Objective >> From the records below, copy every line that contains the word "this".

Data entries:

>>>>

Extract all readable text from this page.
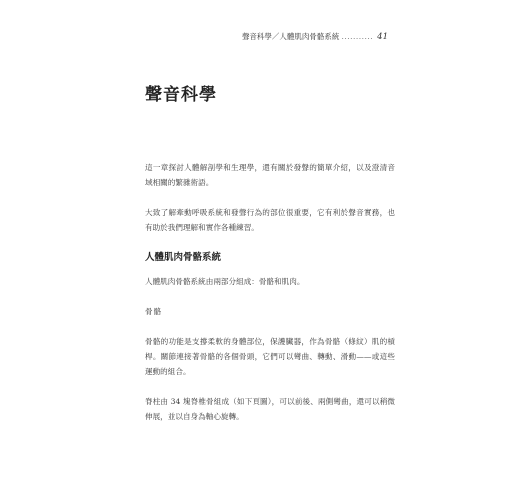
聲音科學／人體肌肉骨骼系統 ........... 41
聲音科學

這一章探討人體解剖學和生理學，還有關於發聲的簡單介紹，以及澄清音域相關的繁雜術語。

大致了解牽動呼吸系統和發聲行為的部位很重要，它有利於聲音實務，也有助於我們理解和實作各種練習。

人體肌肉骨骼系統

人體肌肉骨骼系統由兩部分組成：骨骼和肌肉。

骨骼

骨骼的功能是支撐柔軟的身體部位，保護臟器，作為骨骼（條紋）肌的槓桿。關節連接著骨骼的各個骨頭，它們可以彎曲、轉動、滑動——或這些運動的組合。

脊柱由 34 塊脊椎骨組成（如下頁圖），可以前後、兩側彎曲，還可以稍微伸展，並以自身為軸心旋轉。
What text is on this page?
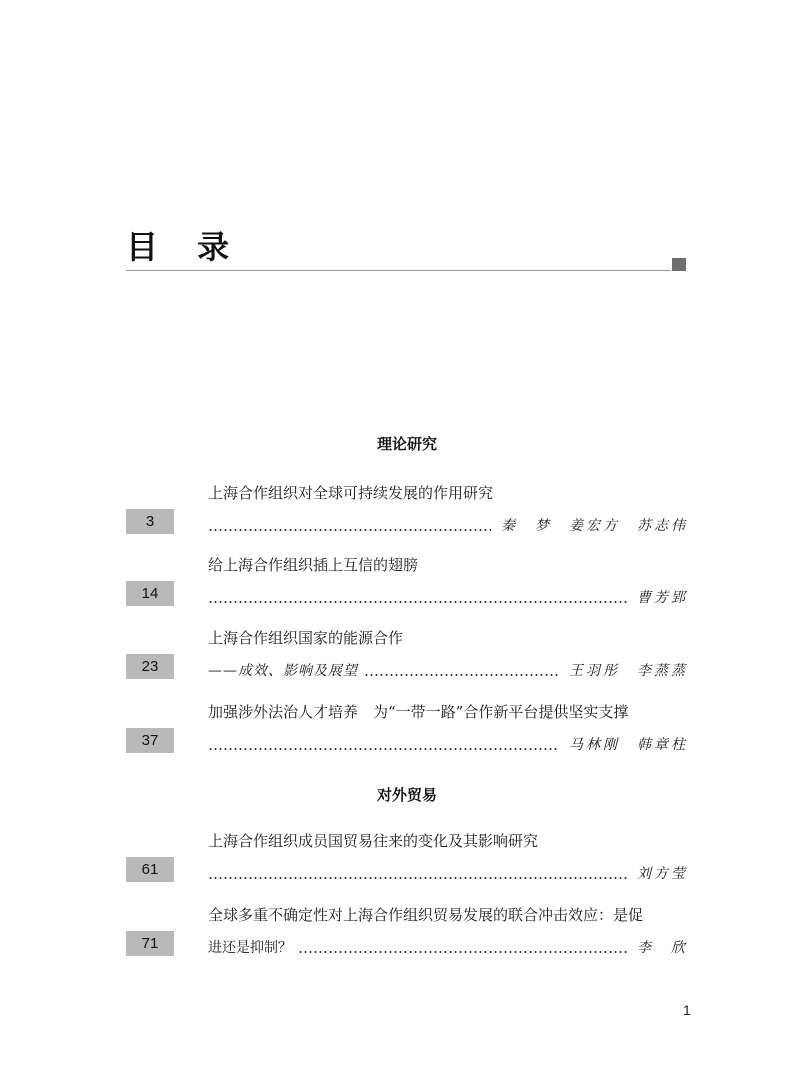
目 录
理论研究
3
上海合作组织对全球可持续发展的作用研究
秦　梦　姜宏方　苏志伟
14
给上海合作组织插上互信的翅膀
曹芳郢
23
上海合作组织国家的能源合作
——成效、影响及展望	王羽彤　李蒸蒸
37
加强涉外法治人才培养　为“一带一路”合作新平台提供坚实支撑
马林刚　韩章柱
对外贸易
61
上海合作组织成员国贸易往来的变化及其影响研究
刘方莹
71
全球多重不确定性对上海合作组织贸易发展的联合冲击效应：是促
进还是抑制？	李　欣
1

<<<<

Result of the exercise >>
Extract all readable text from this page.
What text is on this page?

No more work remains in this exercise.